>> BEGIN PASSAGE SHOWN
Entombed - Serpent Saints - The Ten Amendments review
|Album:||Serpent Saints - The Ten Amendments|
|Release date:||June 2007|
01. Serpent Saints
02. Masters Of Death
04. Thy Kingdom Koma
05. When In Sodom
06. In The Blood
08. The Dead, The Dying and The Dying To Be Dead
09. Warfare, Plague, Famine, Death
10. Love Song For Lucifer
Entombed is a band who have gone through a lot of line-up changes between their previous album, Inferno and this release. First bassist Jorgen Sandstrom quit the band to concentrate on The Project Hate, followed by the departure of founding member and second guitarist Uffe Cederlund and finally drummer Peter Stjärnvind decided call it a day just as Entombed were heading into the studio.
With all these changes I didn't know quite what to expect from this album. I was however, pleasantly surprised. Entombed have produced, yet again, another piece of solid death 'n' roll with their classic trademark guitar sound as heavy and raw as anything from their heyday in the early 90's. After a few listens you can't help but think of the Wolverine Blues album and that they are all the better for it. Although I really enjoyed their last couple of releases, this is definitely a "back to roots" album and I'm sure it will please all those who accused them of going down hill with every release since 'To Ride...'.
>> END PASSAGE SHOWN
>> BEGIN LISTED ENTRIES
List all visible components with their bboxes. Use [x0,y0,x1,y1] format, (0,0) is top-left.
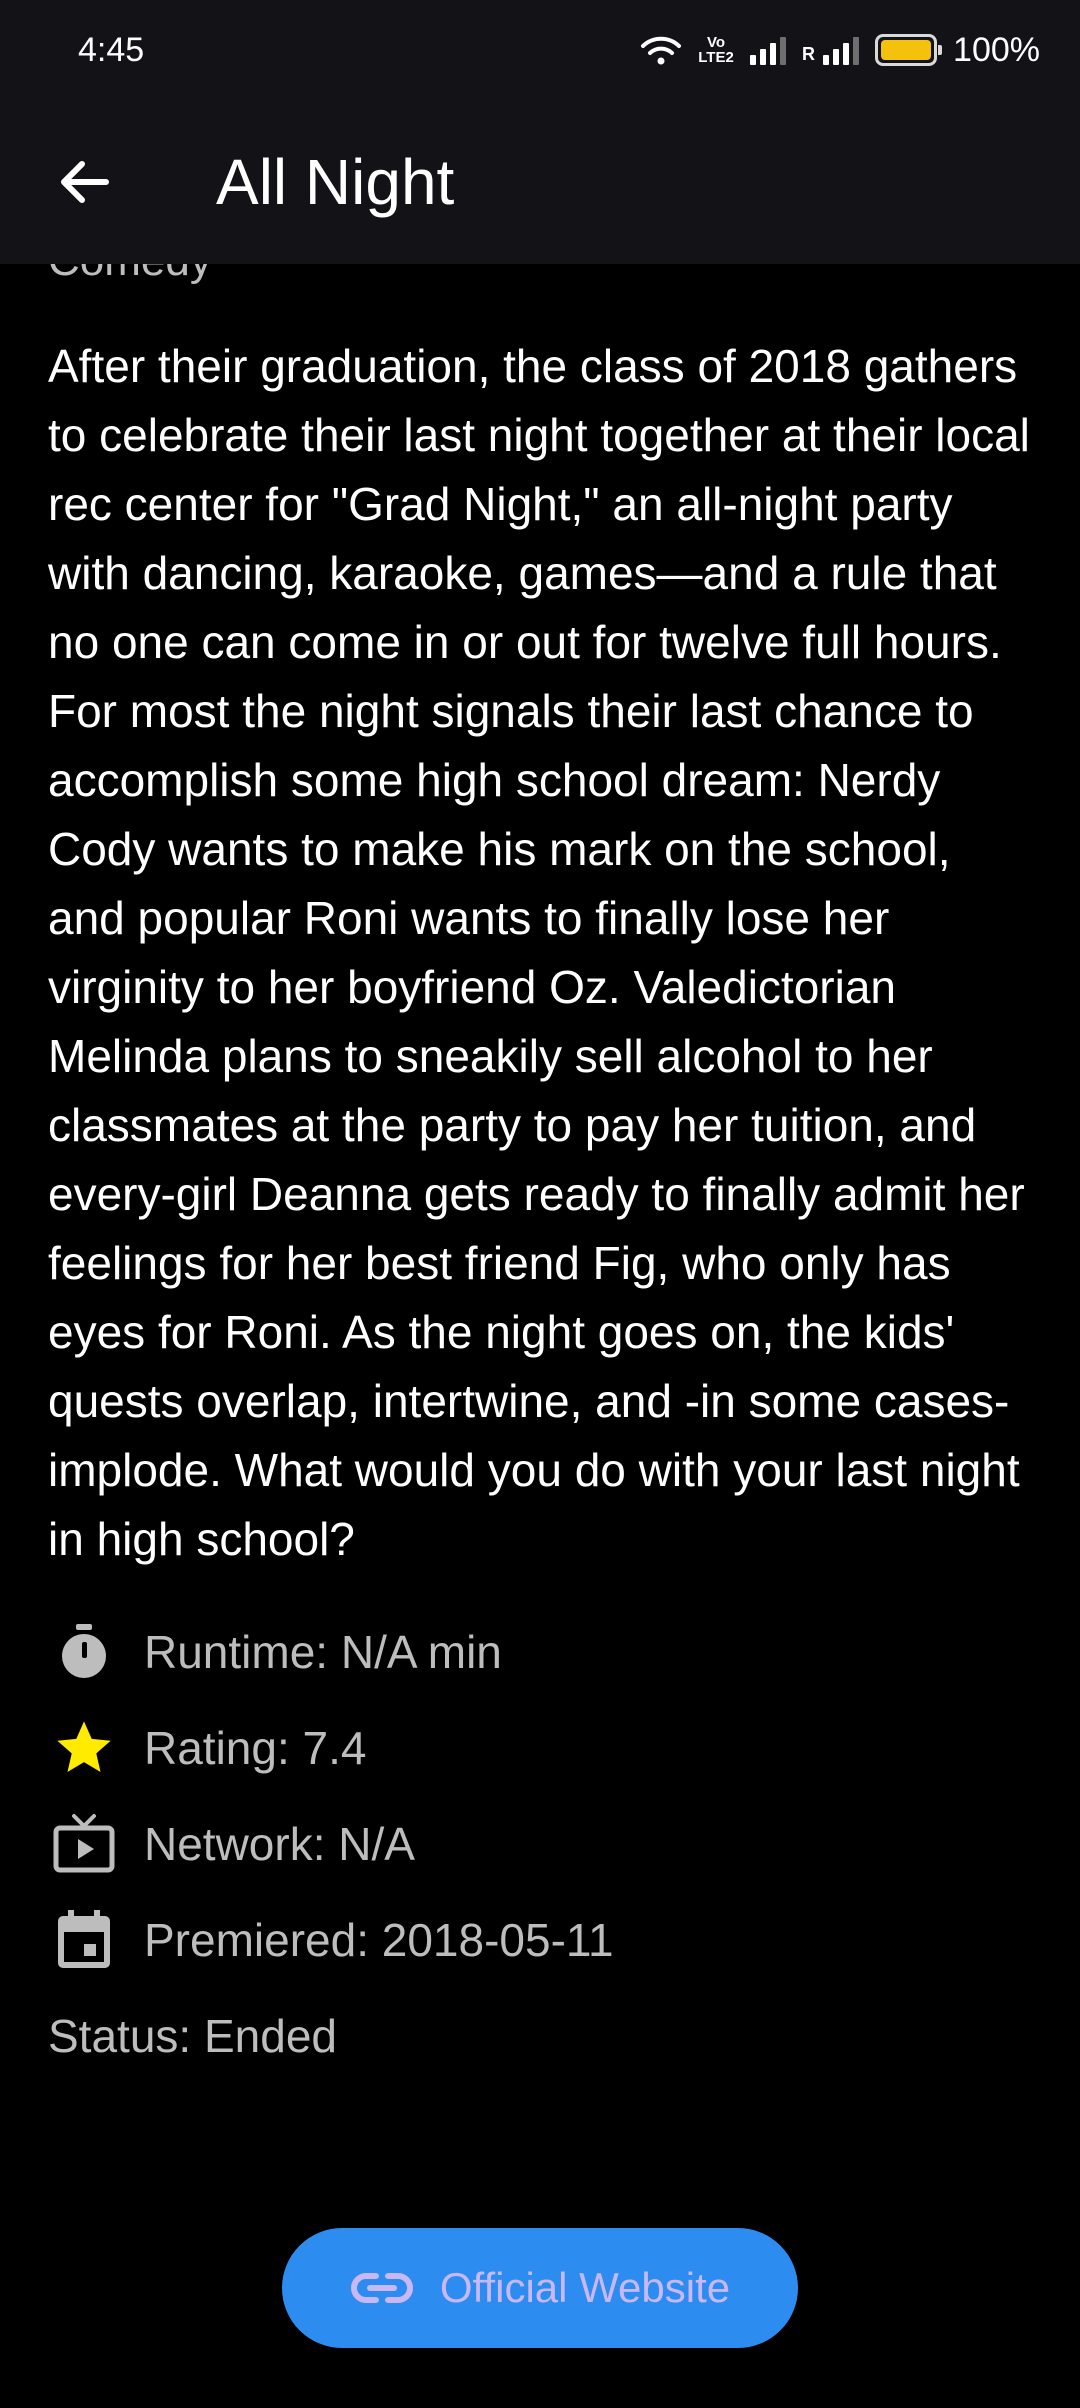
status-icons: Vo LTE2 R 100% [640,31,1040,70]
signal-icon-sim2: R [802,35,860,65]
arrow-left-icon [61,161,109,203]
status-time: 4:45 [78,30,145,69]
network-text: Network: N/A [144,1818,415,1870]
page-title: All Night [216,146,455,218]
rating-text: Rating: 7.4 [144,1722,367,1774]
wifi-icon [640,34,682,66]
rating-row: Rating: 7.4 [48,1700,1032,1796]
app-bar: All Night [0,100,1080,264]
battery-percent: 100% [953,30,1040,69]
timer-icon [48,1616,120,1688]
tv-icon [48,1808,120,1880]
show-details: Comedy After their graduation, the class… [0,230,1080,2084]
battery-icon [875,34,943,66]
show-detail-screen: 4:45 Vo LTE2 R 100% All Night After thei… [0,0,1080,2408]
status-text: Status: Ended [48,2010,337,2062]
info-list: Runtime: N/A min Rating: 7.4 Network: N/… [48,1604,1032,2084]
premiered-text: Premiered: 2018-05-11 [144,1914,614,1966]
runtime-row: Runtime: N/A min [48,1604,1032,1700]
back-button[interactable] [36,134,132,230]
calendar-icon [48,1904,120,1976]
star-icon [48,1712,120,1784]
volte-icon: Vo LTE2 [698,34,734,66]
runtime-text: Runtime: N/A min [144,1626,502,1678]
network-row: Network: N/A [48,1796,1032,1892]
official-website-label: Official Website [439,2264,731,2311]
premiered-row: Premiered: 2018-05-11 [48,1892,1032,1988]
official-website-button[interactable]: Official Website [282,2228,798,2348]
show-summary: After their graduation, the class of 201… [48,340,1030,1565]
signal-icon-sim1 [750,35,787,65]
status-bar: 4:45 Vo LTE2 R 100% [0,0,1080,100]
link-icon [350,2273,413,2303]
>> END LISTED ENTRIES
> [TASK BRIEF]
Pick up the Entombed album review above after its last sentence and write the next paragraph in the same voice.

> [RESULT]
They've recruited their producer, Nico Elgstrand on full time bass duties and Olle Dahlstedt on drums. They're down to one guitarist but this doesn't appear to have adversely affected them at all. They still sound like a very tight unit and very focused on the sound and atmosphere they're creating. Despite being around for almost 20 years they still sound incredibly new and fresh and haven't developed into a parody of themselves like the majority of bands with eight or nine albums behind them. In fact L-G's vocals are sounding the best they've sounded in years.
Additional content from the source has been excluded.